Aim> Copy out the data exactly, leaving the pictures behind.

+ + + +

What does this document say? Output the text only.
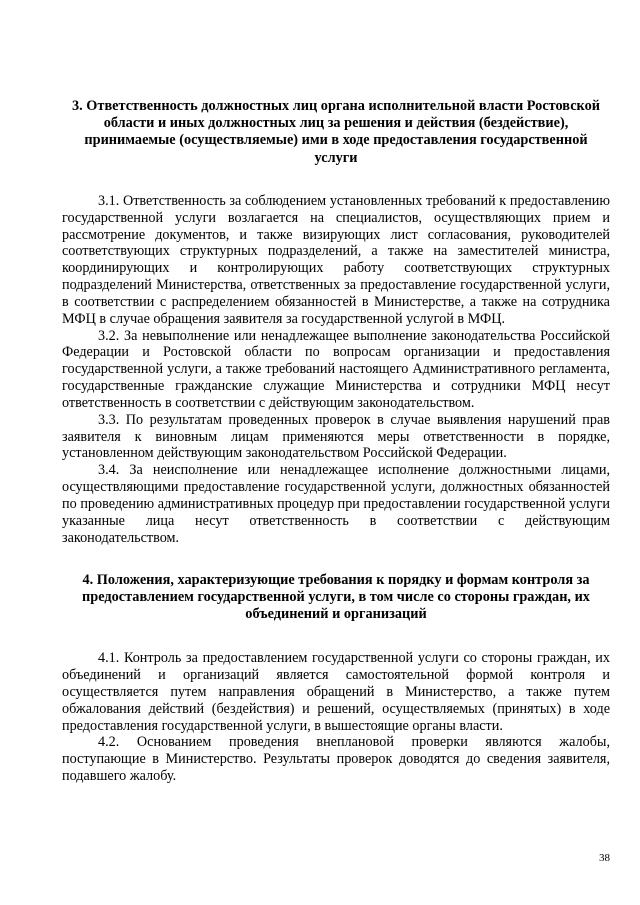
3. Ответственность должностных лиц органа исполнительной власти Ростовской области и иных должностных лиц за решения и действия (бездействие), принимаемые (осуществляемые) ими в ходе предоставления государственной услуги

3.1. Ответственность за соблюдением установленных требований к предоставлению государственной услуги возлагается на специалистов, осуществляющих прием и рассмотрение документов, и также визирующих лист согласования, руководителей соответствующих структурных подразделений, а также на заместителей министра, координирующих и контролирующих работу соответствующих структурных подразделений Министерства, ответственных за предоставление государственной услуги, в соответствии с распределением обязанностей в Министерстве, а также на сотрудника МФЦ в случае обращения заявителя за государственной услугой в МФЦ.

3.2. За невыполнение или ненадлежащее выполнение законодательства Российской Федерации и Ростовской области по вопросам организации и предоставления государственной услуги, а также требований настоящего Административного регламента, государственные гражданские служащие Министерства и сотрудники МФЦ несут ответственность в соответствии с действующим законодательством.

3.3. По результатам проведенных проверок в случае выявления нарушений прав заявителя к виновным лицам применяются меры ответственности в порядке, установленном действующим законодательством Российской Федерации.

3.4. За неисполнение или ненадлежащее исполнение должностными лицами, осуществляющими предоставление государственной услуги, должностных обязанностей по проведению административных процедур при предоставлении государственной услуги указанные лица несут ответственность в соответствии с действующим законодательством.

4. Положения, характеризующие требования к порядку и формам контроля за предоставлением государственной услуги, в том числе со стороны граждан, их объединений и организаций

4.1. Контроль за предоставлением государственной услуги со стороны граждан, их объединений и организаций является самостоятельной формой контроля и осуществляется путем направления обращений в Министерство, а также путем обжалования действий (бездействия) и решений, осуществляемых (принятых) в ходе предоставления государственной услуги, в вышестоящие органы власти.

4.2. Основанием проведения внеплановой проверки являются жалобы, поступающие в Министерство. Результаты проверок доводятся до сведения заявителя, подавшего жалобу.

38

+ + + +

Answer for the task>
What does this document say? Output the text only.
3. Ответственность должностных лиц органа исполнительной власти Ростовской области и иных должностных лиц за решения и действия (бездействие), принимаемые (осуществляемые) ими в ходе предоставления государственной услуги

3.1. Ответственность за соблюдением установленных требований к предоставлению государственной услуги возлагается на специалистов, осуществляющих прием и рассмотрение документов, и также визирующих лист согласования, руководителей соответствующих структурных подразделений, а также на заместителей министра, координирующих и контролирующих работу соответствующих структурных подразделений Министерства, ответственных за предоставление государственной услуги, в соответствии с распределением обязанностей в Министерстве, а также на сотрудника МФЦ в случае обращения заявителя за государственной услугой в МФЦ.

3.2. За невыполнение или ненадлежащее выполнение законодательства Российской Федерации и Ростовской области по вопросам организации и предоставления государственной услуги, а также требований настоящего Административного регламента, государственные гражданские служащие Министерства и сотрудники МФЦ несут ответственность в соответствии с действующим законодательством.

3.3. По результатам проведенных проверок в случае выявления нарушений прав заявителя к виновным лицам применяются меры ответственности в порядке, установленном действующим законодательством Российской Федерации.

3.4. За неисполнение или ненадлежащее исполнение должностными лицами, осуществляющими предоставление государственной услуги, должностных обязанностей по проведению административных процедур при предоставлении государственной услуги указанные лица несут ответственность в соответствии с действующим законодательством.

4. Положения, характеризующие требования к порядку и формам контроля за предоставлением государственной услуги, в том числе со стороны граждан, их объединений и организаций

4.1. Контроль за предоставлением государственной услуги со стороны граждан, их объединений и организаций является самостоятельной формой контроля и осуществляется путем направления обращений в Министерство, а также путем обжалования действий (бездействия) и решений, осуществляемых (принятых) в ходе предоставления государственной услуги, в вышестоящие органы власти.

4.2. Основанием проведения внеплановой проверки являются жалобы, поступающие в Министерство. Результаты проверок доводятся до сведения заявителя, подавшего жалобу.

38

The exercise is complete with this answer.